------ GIVEN RECORDS

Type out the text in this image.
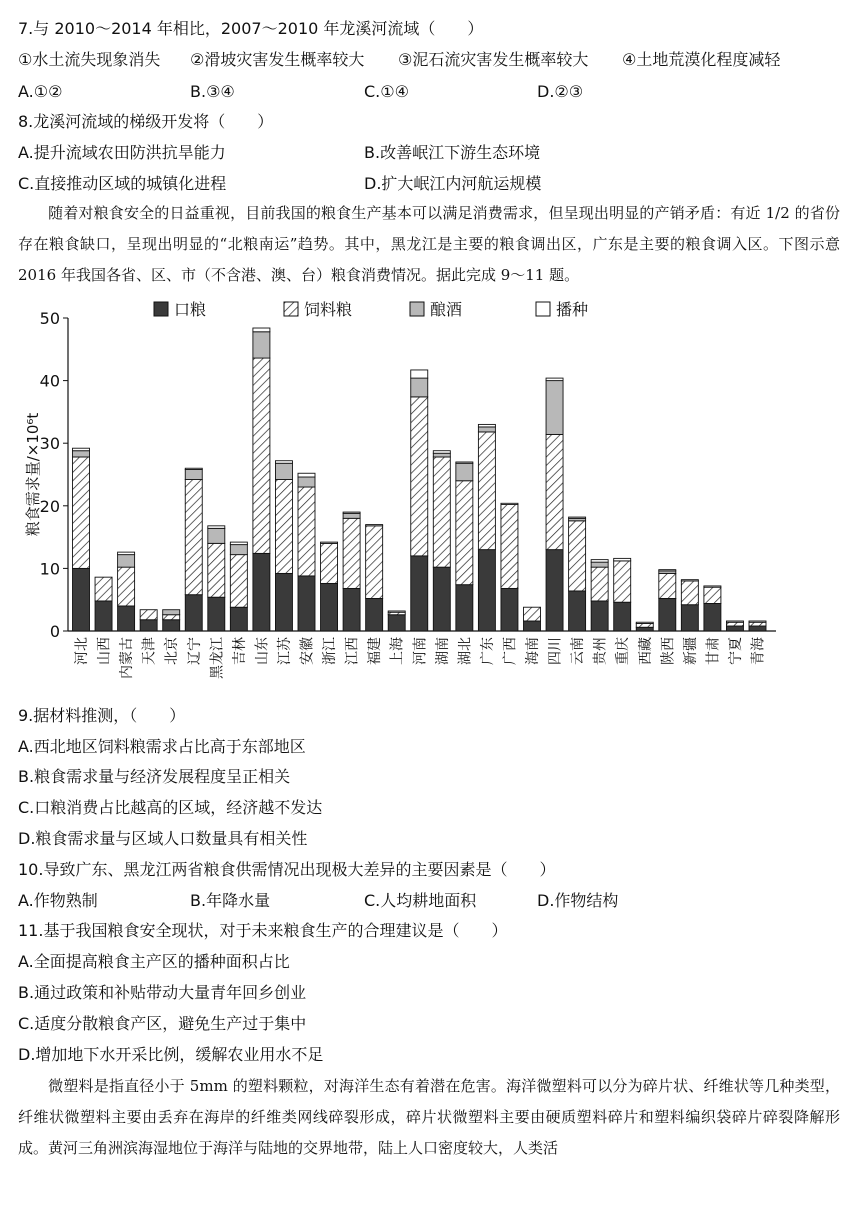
7.与 2010～2014 年相比，2007～2010 年龙溪河流域（　　）
①水土流失现象消失 ②滑坡灾害发生概率较大 ③泥石流灾害发生概率较大 ④土地荒漠化程度减轻
A.①②	B.③④	C.①④	D.②③
8.龙溪河流域的梯级开发将（　　）
A.提升流域农田防洪抗旱能力	B.改善岷江下游生态环境
C.直接推动区域的城镇化进程	D.扩大岷江内河航运规模
随着对粮食安全的日益重视，目前我国的粮食生产基本可以满足消费需求，但呈现出明显的产销矛盾：有近 1/2 的省份存在粮食缺口，呈现出明显的“北粮南运”趋势。其中，黑龙江是主要的粮食调出区，广东是主要的粮食调入区。下图示意 2016 年我国各省、区、市（不含港、澳、台）粮食消费情况。据此完成 9～11 题。
口粮	饲料粮	酿酒	播种
0
10
20
30
40
50
粮食需求量/×10⁶t
河北 山西 内蒙古 天津 北京 辽宁 黑龙江 吉林 山东 江苏 安徽 浙江 江西 福建 上海 河南 湖南 湖北 广东 广西 海南 四川 云南 贵州 重庆 西藏 陕西 新疆 甘肃 宁夏 青海
9.据材料推测，（　　）
A.西北地区饲料粮需求占比高于东部地区
B.粮食需求量与经济发展程度呈正相关
C.口粮消费占比越高的区域，经济越不发达
D.粮食需求量与区域人口数量具有相关性
10.导致广东、黑龙江两省粮食供需情况出现极大差异的主要因素是（　　）
A.作物熟制	B.年降水量	C.人均耕地面积	D.作物结构
11.基于我国粮食安全现状，对于未来粮食生产的合理建议是（　　）
A.全面提高粮食主产区的播种面积占比
B.通过政策和补贴带动大量青年回乡创业
C.适度分散粮食产区，避免生产过于集中
D.增加地下水开采比例，缓解农业用水不足
微塑料是指直径小于 5mm 的塑料颗粒，对海洋生态有着潜在危害。海洋微塑料可以分为碎片状、纤维状等几种类型，纤维状微塑料主要由丢弃在海岸的纤维类网线碎裂形成，碎片状微塑料主要由硬质塑料碎片和塑料编织袋碎片碎裂降解形成。黄河三角洲滨海湿地位于海洋与陆地的交界地带，陆上人口密度较大，人类活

------------

■ DIRECTIONS FOR THIS TASK ■
Copy all the records above exactly, but leave out the pictures.

■ IN RESPONSE ■
Type out the text in this image.
7.与 2010～2014 年相比，2007～2010 年龙溪河流域（　　）
①水土流失现象消失 ②滑坡灾害发生概率较大 ③泥石流灾害发生概率较大 ④土地荒漠化程度减轻
A.①②	B.③④	C.①④	D.②③
8.龙溪河流域的梯级开发将（　　）
A.提升流域农田防洪抗旱能力	B.改善岷江下游生态环境
C.直接推动区域的城镇化进程	D.扩大岷江内河航运规模
随着对粮食安全的日益重视，目前我国的粮食生产基本可以满足消费需求，但呈现出明显的产销矛盾：有近 1/2 的省份存在粮食缺口，呈现出明显的“北粮南运”趋势。其中，黑龙江是主要的粮食调出区，广东是主要的粮食调入区。下图示意 2016 年我国各省、区、市（不含港、澳、台）粮食消费情况。据此完成 9～11 题。
口粮	饲料粮	酿酒	播种
0
10
20
30
40
50
粮食需求量/×10⁶t
河北 山西 内蒙古 天津 北京 辽宁 黑龙江 吉林 山东 江苏 安徽 浙江 江西 福建 上海 河南 湖南 湖北 广东 广西 海南 四川 云南 贵州 重庆 西藏 陕西 新疆 甘肃 宁夏 青海
9.据材料推测，（　　）
A.西北地区饲料粮需求占比高于东部地区
B.粮食需求量与经济发展程度呈正相关
C.口粮消费占比越高的区域，经济越不发达
D.粮食需求量与区域人口数量具有相关性
10.导致广东、黑龙江两省粮食供需情况出现极大差异的主要因素是（　　）
A.作物熟制	B.年降水量	C.人均耕地面积	D.作物结构
11.基于我国粮食安全现状，对于未来粮食生产的合理建议是（　　）
A.全面提高粮食主产区的播种面积占比
B.通过政策和补贴带动大量青年回乡创业
C.适度分散粮食产区，避免生产过于集中
D.增加地下水开采比例，缓解农业用水不足
微塑料是指直径小于 5mm 的塑料颗粒，对海洋生态有着潜在危害。海洋微塑料可以分为碎片状、纤维状等几种类型，纤维状微塑料主要由丢弃在海岸的纤维类网线碎裂形成，碎片状微塑料主要由硬质塑料碎片和塑料编织袋碎片碎裂降解形成。黄河三角洲滨海湿地位于海洋与陆地的交界地带，陆上人口密度较大，人类活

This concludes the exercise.